**Exercise details:**
List every line in this data where the string "Mean" occurs.

* begin Entries supplied *

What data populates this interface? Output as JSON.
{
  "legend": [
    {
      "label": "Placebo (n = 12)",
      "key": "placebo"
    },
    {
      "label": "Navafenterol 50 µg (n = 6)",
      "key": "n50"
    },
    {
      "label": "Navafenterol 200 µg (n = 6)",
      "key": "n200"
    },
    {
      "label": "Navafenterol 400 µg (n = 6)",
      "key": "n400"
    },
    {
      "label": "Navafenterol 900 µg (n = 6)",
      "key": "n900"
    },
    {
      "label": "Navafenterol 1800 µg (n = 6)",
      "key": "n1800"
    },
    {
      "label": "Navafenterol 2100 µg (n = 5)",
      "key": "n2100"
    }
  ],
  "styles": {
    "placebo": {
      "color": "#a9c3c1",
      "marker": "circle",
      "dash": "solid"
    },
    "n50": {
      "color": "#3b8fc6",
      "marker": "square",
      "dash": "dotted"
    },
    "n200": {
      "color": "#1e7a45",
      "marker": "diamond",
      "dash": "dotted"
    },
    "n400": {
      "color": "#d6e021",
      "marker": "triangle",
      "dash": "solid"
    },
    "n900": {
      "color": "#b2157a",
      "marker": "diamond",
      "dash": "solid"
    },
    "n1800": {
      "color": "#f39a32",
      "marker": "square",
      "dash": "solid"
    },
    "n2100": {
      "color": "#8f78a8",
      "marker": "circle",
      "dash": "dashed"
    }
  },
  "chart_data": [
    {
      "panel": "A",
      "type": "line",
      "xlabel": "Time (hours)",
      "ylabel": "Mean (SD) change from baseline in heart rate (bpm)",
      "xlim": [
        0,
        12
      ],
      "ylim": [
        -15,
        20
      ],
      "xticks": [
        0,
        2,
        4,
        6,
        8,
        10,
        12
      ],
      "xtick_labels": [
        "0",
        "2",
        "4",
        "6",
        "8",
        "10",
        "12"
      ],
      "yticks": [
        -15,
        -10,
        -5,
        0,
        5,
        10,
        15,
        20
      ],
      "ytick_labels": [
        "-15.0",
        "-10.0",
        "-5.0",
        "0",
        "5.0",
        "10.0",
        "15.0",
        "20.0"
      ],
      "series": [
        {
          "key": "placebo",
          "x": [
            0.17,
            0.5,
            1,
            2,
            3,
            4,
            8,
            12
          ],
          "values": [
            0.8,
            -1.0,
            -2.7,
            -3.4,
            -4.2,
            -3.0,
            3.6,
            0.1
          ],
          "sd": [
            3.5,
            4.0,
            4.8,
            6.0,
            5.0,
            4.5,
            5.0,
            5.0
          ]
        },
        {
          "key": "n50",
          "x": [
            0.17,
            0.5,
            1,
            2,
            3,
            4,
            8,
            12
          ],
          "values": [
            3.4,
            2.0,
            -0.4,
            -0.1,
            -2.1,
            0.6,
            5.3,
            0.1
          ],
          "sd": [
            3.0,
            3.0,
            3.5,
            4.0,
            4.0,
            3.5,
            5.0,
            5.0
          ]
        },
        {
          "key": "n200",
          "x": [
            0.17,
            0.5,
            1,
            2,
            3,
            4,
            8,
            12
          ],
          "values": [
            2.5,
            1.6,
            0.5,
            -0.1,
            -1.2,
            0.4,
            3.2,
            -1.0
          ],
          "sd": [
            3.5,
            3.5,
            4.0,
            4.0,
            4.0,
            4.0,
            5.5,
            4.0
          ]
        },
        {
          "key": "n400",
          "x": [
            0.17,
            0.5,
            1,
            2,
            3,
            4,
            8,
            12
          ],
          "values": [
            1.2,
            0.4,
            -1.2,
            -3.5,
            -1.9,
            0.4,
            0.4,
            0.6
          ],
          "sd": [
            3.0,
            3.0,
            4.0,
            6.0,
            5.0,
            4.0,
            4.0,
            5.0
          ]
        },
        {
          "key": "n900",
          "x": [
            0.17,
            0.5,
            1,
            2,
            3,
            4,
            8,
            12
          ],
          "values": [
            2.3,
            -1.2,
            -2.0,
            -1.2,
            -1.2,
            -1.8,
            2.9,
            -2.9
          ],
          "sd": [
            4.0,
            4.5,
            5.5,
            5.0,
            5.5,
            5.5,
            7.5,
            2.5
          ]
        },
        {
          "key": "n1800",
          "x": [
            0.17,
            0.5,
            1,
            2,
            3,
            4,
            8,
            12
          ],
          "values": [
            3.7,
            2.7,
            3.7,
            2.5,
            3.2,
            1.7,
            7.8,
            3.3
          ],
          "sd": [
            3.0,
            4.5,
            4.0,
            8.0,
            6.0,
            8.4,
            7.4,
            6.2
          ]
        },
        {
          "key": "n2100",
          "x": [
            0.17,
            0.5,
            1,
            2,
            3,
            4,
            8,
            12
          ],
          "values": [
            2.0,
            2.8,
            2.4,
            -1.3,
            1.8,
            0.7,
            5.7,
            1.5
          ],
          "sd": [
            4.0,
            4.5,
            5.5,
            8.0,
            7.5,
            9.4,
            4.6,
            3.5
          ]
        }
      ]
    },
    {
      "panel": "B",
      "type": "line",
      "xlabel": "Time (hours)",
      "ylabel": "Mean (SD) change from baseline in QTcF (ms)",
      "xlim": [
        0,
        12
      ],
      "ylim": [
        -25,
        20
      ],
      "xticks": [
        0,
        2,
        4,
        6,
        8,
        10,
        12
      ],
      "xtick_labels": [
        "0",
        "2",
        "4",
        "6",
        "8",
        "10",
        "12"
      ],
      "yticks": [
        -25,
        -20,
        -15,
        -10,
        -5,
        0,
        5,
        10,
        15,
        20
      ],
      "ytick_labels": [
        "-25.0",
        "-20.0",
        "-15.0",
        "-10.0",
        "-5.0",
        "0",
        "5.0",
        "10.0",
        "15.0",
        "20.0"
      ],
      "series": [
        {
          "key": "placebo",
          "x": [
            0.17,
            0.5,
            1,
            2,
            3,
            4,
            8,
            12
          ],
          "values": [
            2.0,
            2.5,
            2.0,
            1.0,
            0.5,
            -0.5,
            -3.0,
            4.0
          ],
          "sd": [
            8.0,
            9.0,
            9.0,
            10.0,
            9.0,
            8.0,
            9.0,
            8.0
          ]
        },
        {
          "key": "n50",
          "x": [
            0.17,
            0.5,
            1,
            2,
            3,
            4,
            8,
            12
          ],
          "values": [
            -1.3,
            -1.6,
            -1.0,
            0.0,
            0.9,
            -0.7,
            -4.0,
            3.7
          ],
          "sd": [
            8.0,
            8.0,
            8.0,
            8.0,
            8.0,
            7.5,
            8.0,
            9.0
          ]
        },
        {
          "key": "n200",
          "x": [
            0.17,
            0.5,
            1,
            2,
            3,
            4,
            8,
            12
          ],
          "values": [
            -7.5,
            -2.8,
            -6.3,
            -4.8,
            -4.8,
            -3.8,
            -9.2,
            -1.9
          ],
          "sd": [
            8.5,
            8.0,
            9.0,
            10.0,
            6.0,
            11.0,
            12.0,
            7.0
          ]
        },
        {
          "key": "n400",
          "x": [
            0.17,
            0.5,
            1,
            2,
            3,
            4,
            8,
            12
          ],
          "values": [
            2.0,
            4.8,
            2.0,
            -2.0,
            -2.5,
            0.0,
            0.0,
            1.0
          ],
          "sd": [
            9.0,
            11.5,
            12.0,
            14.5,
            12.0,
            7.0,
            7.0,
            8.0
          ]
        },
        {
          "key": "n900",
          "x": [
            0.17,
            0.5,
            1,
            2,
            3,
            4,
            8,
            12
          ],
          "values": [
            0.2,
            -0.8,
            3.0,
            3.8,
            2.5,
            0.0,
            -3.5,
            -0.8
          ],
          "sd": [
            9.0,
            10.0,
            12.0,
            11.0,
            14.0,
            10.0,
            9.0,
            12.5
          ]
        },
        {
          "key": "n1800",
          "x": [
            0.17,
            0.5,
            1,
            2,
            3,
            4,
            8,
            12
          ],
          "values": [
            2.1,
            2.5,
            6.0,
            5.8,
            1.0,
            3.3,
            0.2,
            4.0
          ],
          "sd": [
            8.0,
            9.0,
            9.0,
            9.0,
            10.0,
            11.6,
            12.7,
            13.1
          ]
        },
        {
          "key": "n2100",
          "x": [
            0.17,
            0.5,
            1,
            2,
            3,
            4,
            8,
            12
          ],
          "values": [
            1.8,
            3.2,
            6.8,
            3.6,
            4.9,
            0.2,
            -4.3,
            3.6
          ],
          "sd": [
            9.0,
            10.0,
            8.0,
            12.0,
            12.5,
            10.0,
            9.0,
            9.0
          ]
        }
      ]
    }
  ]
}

* end Entries supplied *

**Final result:**
      "ylabel": "Mean (SD) change from baseline in heart rate (bpm)",
      "ylabel": "Mean (SD) change from baseline in QTcF (ms)",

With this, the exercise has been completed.